* _Task directions_: Return only the number of lines in the entries below that hold the word "from".

*** Opening Records shown ***

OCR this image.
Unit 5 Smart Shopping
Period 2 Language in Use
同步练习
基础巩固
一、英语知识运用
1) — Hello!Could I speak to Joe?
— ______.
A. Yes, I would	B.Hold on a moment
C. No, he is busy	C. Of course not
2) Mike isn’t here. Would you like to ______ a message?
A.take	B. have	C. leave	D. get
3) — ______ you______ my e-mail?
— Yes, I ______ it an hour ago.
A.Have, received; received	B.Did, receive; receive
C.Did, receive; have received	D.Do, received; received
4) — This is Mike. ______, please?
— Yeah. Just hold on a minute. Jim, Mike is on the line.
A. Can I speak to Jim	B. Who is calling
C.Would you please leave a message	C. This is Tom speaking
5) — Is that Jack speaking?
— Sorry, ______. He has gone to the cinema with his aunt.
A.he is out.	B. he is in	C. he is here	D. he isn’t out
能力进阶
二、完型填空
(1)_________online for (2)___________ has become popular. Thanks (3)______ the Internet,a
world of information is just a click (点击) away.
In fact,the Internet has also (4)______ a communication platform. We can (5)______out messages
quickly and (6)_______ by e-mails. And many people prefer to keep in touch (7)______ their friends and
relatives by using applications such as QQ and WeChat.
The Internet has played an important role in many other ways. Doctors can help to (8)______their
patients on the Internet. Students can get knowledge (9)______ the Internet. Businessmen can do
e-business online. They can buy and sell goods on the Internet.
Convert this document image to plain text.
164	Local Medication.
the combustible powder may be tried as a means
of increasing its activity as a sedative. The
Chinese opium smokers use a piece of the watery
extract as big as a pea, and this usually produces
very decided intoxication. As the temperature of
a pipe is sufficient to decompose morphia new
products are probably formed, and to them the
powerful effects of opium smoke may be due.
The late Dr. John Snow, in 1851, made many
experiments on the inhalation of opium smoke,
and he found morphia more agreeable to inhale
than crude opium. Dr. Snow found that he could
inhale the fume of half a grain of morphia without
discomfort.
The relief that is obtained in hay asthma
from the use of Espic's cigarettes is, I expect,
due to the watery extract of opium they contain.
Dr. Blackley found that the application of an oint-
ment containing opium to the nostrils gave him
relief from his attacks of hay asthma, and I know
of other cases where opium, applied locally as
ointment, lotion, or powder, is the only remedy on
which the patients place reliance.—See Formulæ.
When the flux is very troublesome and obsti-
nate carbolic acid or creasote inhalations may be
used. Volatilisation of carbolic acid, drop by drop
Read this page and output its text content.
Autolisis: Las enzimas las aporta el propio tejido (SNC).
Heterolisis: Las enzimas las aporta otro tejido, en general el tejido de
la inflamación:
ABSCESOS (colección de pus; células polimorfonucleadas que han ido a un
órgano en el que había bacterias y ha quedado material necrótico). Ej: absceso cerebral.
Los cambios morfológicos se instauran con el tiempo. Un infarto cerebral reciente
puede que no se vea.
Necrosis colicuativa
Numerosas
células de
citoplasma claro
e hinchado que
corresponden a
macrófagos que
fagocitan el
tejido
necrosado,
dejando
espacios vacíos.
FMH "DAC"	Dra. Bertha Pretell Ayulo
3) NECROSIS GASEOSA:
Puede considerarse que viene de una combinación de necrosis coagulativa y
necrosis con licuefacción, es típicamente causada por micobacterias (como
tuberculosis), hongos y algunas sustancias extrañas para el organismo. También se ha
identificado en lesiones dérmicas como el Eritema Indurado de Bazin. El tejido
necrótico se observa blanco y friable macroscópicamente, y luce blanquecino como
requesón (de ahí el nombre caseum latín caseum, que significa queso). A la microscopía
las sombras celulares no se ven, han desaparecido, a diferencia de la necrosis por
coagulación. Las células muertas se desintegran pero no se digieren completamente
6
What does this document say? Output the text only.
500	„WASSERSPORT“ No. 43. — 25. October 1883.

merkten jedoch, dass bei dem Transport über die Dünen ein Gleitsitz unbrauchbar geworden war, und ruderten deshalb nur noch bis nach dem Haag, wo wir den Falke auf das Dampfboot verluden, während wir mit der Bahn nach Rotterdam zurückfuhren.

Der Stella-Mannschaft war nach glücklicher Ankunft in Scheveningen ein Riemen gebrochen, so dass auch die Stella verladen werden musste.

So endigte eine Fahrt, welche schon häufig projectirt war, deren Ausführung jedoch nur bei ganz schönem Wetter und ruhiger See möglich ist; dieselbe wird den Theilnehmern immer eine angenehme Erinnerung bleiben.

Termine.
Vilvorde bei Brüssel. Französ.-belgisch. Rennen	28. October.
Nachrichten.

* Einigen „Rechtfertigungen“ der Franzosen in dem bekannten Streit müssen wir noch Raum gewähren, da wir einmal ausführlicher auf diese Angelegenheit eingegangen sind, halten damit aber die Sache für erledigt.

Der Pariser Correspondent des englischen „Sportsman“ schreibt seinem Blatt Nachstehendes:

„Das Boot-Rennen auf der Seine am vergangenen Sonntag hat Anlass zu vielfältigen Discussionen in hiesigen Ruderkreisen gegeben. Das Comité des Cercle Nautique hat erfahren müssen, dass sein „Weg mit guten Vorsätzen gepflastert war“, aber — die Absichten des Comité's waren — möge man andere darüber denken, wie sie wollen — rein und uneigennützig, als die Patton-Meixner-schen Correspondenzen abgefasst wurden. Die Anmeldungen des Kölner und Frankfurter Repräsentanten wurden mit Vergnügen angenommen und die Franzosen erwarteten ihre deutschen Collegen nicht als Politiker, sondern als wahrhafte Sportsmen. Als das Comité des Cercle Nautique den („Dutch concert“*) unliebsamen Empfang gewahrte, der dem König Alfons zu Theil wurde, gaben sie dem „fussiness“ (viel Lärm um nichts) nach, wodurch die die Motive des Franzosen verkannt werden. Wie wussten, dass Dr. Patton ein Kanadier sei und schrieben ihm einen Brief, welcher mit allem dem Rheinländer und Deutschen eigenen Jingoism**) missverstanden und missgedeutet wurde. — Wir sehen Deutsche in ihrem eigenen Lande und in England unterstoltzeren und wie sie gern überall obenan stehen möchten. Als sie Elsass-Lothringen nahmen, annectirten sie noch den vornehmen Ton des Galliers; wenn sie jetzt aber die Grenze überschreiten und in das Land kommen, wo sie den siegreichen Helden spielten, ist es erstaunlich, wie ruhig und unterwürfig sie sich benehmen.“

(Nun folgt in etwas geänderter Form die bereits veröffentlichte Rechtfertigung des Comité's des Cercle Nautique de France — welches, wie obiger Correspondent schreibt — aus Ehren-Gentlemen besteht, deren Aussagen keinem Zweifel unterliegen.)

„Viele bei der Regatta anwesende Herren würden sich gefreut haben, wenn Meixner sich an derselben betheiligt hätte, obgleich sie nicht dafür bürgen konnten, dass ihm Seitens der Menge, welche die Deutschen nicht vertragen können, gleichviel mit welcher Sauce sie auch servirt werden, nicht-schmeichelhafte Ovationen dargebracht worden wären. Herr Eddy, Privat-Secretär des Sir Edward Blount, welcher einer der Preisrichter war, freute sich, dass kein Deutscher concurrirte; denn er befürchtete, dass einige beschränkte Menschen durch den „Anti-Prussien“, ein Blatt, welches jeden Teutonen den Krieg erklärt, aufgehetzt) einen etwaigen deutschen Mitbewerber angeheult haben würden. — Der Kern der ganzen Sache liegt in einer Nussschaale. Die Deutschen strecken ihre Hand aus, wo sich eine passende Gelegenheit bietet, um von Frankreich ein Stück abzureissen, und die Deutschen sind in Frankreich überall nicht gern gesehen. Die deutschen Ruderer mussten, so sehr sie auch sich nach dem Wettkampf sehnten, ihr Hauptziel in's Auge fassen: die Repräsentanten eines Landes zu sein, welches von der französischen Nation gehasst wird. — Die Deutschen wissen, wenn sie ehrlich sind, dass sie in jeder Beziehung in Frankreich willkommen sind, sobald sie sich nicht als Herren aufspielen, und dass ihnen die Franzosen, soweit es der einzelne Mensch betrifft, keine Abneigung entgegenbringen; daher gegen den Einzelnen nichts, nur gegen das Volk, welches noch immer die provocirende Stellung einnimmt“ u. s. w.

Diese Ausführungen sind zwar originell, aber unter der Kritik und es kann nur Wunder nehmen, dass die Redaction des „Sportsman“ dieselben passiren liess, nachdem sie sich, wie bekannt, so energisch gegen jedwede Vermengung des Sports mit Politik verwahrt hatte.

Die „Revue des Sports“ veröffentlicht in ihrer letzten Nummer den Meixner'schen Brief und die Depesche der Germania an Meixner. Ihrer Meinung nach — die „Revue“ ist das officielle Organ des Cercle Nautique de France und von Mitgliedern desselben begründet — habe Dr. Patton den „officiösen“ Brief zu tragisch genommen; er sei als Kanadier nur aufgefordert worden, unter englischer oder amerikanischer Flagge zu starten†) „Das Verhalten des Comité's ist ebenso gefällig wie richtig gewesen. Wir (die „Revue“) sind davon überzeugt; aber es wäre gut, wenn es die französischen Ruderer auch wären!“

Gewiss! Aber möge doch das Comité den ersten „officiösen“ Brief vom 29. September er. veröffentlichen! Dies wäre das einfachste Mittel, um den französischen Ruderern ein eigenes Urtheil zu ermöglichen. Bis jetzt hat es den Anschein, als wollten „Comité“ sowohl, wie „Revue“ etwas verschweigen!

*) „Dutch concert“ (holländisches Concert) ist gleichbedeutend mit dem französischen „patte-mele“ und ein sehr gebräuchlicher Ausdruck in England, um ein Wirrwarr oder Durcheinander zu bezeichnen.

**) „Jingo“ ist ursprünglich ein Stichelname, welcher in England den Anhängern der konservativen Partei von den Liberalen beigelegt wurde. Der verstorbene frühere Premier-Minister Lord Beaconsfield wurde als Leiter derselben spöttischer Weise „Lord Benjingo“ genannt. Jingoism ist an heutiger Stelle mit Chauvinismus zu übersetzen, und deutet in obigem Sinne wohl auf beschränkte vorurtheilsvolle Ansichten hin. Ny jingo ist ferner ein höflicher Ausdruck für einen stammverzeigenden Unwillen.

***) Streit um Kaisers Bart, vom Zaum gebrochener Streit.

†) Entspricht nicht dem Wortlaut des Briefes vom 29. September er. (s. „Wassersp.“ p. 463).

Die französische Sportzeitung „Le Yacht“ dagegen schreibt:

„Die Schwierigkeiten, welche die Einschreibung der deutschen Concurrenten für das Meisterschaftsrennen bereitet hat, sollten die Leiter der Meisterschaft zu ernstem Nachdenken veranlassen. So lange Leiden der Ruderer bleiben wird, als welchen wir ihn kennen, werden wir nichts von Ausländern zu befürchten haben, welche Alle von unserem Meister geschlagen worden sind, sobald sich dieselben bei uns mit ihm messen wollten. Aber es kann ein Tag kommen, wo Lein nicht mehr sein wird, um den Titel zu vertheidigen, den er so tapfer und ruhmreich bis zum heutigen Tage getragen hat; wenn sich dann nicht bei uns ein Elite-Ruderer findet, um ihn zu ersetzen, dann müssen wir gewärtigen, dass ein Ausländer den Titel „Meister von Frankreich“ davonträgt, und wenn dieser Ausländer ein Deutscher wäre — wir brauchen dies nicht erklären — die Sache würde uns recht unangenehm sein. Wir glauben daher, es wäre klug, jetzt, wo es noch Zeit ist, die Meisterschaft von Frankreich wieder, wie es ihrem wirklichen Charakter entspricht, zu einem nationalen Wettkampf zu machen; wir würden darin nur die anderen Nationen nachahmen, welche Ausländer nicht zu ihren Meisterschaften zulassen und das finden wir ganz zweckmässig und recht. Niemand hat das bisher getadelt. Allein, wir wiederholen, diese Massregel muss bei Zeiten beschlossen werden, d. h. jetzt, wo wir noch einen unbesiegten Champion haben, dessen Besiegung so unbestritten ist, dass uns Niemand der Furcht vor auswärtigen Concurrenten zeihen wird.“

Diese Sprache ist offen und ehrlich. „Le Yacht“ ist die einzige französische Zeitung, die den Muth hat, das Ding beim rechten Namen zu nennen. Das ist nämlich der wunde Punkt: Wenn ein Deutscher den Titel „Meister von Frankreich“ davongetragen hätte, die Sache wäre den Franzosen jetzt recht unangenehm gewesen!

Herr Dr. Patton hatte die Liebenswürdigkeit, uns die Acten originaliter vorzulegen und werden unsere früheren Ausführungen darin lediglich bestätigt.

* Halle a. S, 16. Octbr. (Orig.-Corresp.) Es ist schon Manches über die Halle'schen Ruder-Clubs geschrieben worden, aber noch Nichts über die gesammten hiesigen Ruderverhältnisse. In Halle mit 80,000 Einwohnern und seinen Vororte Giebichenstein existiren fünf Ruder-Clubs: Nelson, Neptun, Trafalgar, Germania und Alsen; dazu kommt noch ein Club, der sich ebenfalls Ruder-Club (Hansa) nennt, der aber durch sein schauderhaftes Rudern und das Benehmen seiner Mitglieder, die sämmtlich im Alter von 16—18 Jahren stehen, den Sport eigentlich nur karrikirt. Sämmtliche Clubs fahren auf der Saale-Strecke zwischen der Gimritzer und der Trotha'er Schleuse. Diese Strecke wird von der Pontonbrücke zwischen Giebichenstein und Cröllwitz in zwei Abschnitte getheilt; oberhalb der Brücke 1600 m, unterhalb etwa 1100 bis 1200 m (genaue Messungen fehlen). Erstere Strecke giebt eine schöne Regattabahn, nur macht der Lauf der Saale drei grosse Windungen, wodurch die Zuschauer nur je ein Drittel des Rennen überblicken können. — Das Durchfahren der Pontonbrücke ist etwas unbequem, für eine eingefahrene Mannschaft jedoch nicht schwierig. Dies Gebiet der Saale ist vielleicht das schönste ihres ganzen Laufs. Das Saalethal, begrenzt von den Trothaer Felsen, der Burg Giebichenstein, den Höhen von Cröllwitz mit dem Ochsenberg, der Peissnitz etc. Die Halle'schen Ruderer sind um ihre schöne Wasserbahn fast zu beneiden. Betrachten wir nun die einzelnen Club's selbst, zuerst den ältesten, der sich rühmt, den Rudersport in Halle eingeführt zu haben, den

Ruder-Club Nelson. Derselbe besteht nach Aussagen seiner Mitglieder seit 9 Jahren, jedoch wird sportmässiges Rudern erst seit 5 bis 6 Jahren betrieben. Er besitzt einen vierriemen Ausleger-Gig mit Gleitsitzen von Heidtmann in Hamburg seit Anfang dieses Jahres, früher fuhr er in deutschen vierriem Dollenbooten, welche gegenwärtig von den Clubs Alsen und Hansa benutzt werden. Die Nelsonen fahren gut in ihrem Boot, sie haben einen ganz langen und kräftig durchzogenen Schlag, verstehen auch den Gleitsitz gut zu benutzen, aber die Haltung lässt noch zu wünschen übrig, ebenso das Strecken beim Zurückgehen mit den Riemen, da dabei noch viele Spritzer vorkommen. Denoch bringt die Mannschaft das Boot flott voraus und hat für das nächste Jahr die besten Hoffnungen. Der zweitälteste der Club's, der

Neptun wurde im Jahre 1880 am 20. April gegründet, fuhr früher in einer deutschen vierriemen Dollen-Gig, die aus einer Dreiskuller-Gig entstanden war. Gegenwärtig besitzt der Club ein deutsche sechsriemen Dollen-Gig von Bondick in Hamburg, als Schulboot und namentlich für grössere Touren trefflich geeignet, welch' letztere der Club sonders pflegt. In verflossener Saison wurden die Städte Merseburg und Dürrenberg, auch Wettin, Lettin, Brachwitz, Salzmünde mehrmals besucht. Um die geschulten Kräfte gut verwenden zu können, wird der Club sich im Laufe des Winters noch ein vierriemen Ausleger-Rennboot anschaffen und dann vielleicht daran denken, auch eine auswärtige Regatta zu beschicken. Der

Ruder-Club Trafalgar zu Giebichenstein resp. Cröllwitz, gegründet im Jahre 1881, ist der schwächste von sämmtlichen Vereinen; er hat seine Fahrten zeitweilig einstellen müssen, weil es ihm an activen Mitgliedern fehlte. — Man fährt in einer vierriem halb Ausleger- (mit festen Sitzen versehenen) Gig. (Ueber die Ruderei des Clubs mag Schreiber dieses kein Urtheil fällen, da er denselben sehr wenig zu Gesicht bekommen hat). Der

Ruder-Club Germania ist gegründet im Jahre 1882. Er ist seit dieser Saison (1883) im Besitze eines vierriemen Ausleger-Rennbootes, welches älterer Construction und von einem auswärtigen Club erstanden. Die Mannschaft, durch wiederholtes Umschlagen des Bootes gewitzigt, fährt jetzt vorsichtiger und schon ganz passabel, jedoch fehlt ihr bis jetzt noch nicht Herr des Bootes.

*** Closing Records shown ***

* _Expected answer_: 2